Exercise instructions -
Copy all lines that contain the word "spolu".

** BEGIN Data to use **

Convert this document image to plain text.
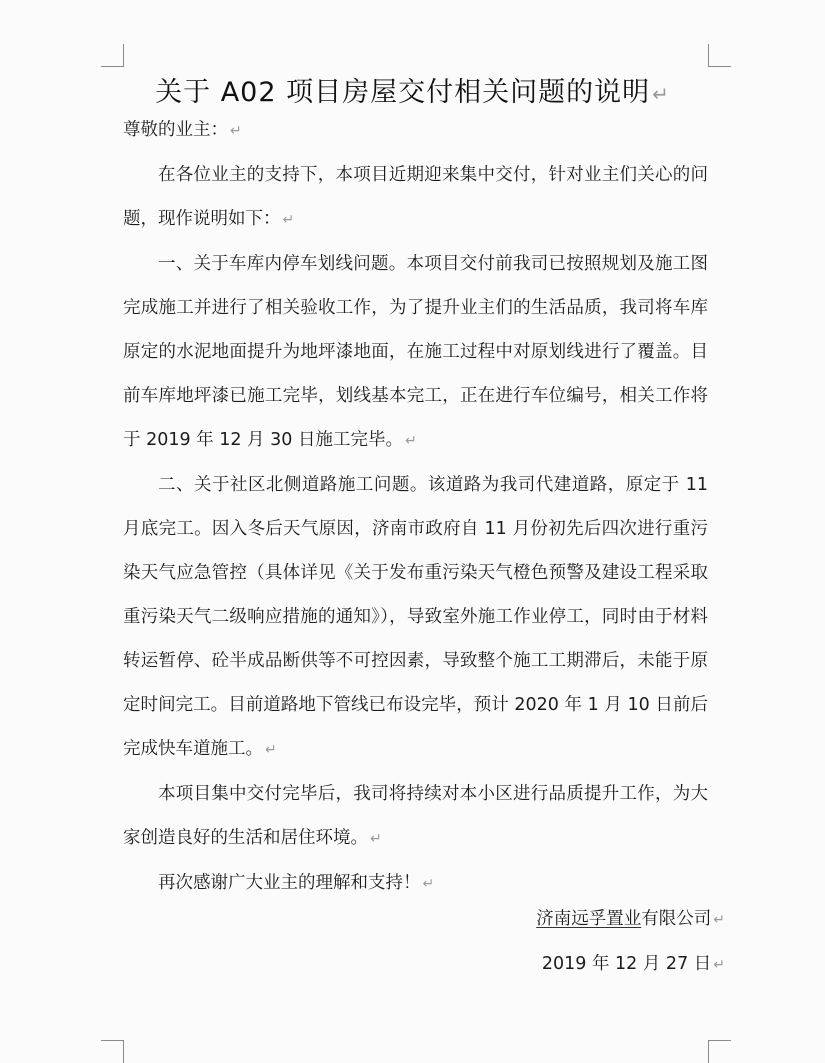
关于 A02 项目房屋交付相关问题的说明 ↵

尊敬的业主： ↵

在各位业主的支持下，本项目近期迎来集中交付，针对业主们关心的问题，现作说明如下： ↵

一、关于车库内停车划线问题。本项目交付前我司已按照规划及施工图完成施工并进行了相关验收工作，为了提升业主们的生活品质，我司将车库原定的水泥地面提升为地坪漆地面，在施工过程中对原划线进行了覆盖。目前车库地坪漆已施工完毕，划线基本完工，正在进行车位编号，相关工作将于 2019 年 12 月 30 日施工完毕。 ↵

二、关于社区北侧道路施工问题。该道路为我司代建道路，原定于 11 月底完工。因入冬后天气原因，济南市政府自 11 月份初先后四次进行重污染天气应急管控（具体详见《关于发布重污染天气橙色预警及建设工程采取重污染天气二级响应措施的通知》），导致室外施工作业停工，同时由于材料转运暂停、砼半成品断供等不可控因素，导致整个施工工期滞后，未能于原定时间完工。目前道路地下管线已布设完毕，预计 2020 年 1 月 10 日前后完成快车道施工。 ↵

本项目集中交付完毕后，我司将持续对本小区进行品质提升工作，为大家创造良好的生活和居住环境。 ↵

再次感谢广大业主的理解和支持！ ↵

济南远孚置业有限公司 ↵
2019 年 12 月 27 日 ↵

** END Data to use **
** BEGIN Data to use **

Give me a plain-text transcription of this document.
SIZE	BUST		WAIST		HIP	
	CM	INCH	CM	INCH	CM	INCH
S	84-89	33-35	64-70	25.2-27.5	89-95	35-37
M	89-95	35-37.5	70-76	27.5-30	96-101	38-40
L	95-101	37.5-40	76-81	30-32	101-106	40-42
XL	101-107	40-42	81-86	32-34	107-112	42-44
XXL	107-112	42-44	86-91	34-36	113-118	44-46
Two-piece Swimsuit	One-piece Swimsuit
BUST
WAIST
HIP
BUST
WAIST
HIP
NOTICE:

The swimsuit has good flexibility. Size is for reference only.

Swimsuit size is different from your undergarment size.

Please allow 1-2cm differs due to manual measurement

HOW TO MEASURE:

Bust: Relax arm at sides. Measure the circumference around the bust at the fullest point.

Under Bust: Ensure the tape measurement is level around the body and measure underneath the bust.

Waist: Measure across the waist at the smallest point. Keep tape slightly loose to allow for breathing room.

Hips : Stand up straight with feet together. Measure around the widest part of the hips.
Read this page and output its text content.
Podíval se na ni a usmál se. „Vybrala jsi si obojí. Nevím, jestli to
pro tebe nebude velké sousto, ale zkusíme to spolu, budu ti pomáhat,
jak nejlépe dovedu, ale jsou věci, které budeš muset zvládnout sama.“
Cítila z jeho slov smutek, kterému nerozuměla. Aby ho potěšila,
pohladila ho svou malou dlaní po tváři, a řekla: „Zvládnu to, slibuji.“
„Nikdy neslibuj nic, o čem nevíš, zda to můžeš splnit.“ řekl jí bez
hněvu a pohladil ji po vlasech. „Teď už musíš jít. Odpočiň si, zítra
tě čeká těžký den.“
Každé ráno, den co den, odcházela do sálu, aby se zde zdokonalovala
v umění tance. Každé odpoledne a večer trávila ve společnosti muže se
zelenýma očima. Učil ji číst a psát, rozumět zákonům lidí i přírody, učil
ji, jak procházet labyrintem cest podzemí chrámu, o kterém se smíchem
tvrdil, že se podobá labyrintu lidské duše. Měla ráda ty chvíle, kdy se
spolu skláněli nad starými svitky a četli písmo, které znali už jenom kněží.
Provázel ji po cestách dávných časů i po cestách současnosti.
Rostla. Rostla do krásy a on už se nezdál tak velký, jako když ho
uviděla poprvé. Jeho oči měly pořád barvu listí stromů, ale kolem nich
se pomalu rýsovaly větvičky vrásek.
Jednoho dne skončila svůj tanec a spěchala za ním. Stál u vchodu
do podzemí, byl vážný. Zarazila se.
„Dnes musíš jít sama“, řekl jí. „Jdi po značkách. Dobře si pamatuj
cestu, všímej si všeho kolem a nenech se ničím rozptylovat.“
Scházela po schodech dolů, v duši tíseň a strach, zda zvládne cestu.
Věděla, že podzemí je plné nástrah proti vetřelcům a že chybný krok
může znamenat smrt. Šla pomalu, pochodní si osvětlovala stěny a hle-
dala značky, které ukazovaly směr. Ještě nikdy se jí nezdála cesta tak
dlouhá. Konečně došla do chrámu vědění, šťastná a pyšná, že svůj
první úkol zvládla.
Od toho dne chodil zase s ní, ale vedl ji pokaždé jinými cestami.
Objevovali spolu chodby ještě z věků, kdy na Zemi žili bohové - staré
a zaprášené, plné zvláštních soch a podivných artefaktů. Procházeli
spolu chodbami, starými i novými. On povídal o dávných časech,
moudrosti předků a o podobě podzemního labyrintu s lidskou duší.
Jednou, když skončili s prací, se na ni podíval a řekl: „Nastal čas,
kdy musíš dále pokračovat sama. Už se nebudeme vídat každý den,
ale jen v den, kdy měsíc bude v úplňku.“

** END Data to use **
** BEGIN Data to use **

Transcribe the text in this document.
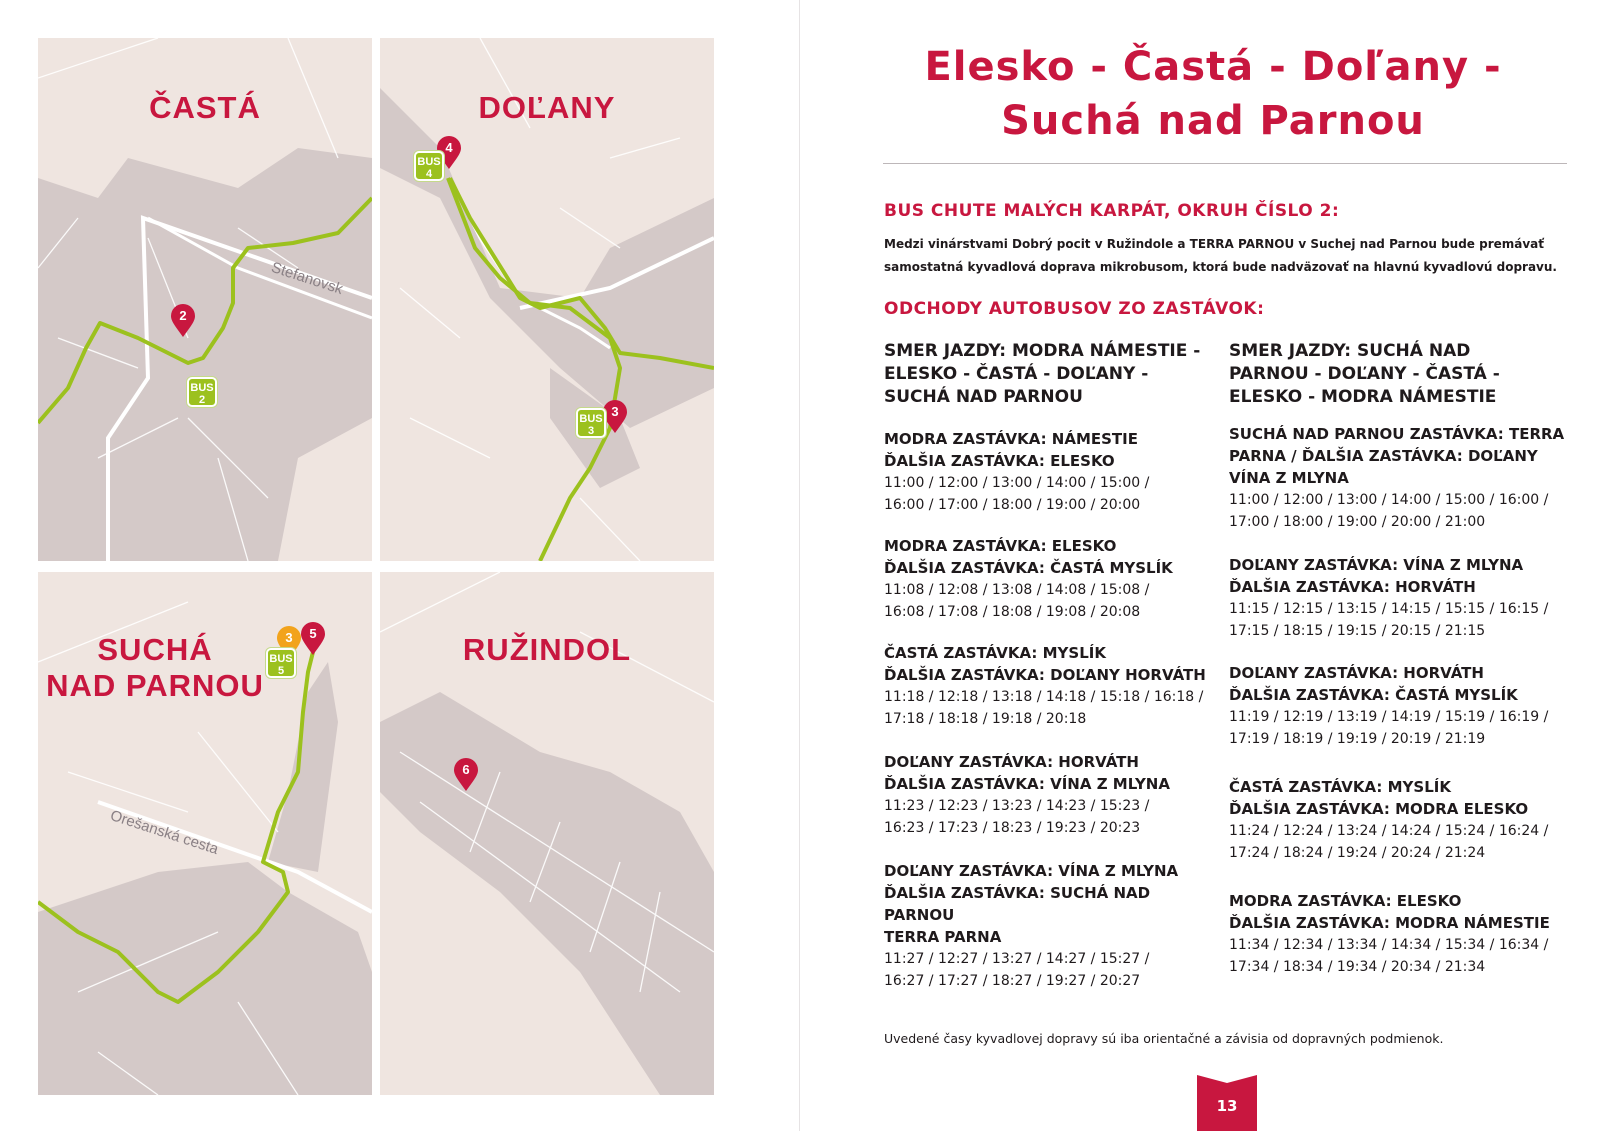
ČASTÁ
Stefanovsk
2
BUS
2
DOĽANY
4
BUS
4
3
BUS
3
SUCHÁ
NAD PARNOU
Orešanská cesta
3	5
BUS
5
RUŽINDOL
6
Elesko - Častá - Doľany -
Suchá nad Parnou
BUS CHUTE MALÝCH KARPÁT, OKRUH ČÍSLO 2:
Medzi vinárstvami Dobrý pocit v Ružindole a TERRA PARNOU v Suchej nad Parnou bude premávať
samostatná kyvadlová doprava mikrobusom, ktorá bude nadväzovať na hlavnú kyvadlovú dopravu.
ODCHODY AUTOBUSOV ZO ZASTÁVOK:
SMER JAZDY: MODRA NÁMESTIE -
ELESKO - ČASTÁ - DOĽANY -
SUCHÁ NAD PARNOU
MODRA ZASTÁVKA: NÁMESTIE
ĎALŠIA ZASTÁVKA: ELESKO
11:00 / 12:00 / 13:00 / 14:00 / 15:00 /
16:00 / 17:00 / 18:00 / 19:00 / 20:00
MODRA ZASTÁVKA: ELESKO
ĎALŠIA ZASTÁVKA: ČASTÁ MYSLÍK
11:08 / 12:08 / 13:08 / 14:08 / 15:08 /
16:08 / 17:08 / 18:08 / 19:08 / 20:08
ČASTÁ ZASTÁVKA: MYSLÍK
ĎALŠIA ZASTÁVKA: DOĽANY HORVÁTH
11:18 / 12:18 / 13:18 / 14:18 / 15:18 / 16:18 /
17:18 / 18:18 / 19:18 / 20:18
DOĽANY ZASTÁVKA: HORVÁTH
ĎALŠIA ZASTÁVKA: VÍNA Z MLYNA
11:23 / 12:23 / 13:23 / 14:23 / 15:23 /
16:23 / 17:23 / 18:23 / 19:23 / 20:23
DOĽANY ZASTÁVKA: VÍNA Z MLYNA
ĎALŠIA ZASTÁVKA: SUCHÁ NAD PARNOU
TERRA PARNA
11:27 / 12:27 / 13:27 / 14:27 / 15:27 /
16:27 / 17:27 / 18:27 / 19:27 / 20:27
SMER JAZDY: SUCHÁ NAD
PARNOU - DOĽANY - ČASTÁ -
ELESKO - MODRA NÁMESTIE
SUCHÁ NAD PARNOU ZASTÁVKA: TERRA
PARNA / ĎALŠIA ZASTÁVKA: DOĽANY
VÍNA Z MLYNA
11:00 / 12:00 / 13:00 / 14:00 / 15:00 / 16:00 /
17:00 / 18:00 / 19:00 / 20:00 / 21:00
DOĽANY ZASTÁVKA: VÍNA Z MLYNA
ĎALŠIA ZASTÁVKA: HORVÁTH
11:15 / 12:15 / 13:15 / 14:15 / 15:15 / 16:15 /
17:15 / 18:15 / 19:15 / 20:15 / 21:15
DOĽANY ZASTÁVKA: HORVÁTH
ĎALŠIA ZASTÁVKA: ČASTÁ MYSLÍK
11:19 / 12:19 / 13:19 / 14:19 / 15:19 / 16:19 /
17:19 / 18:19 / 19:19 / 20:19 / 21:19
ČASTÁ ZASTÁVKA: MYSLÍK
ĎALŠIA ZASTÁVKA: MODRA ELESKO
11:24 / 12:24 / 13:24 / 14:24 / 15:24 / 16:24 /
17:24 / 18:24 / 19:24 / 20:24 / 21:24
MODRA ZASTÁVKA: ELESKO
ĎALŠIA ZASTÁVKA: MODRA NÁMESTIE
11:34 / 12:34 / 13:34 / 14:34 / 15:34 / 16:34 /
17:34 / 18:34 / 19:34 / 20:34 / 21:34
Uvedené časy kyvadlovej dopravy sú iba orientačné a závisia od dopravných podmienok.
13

** END Data to use **

Written answer -
pro tebe nebude velké sousto, ale zkusíme to spolu, budu ti pomáhat,
spolu skláněli nad starými svitky a četli písmo, které znali už jenom kněží.
Objevovali spolu chodby ještě z věků, kdy na Zemi žili bohové - staré
spolu chodbami, starými i novými. On povídal o dávných časech,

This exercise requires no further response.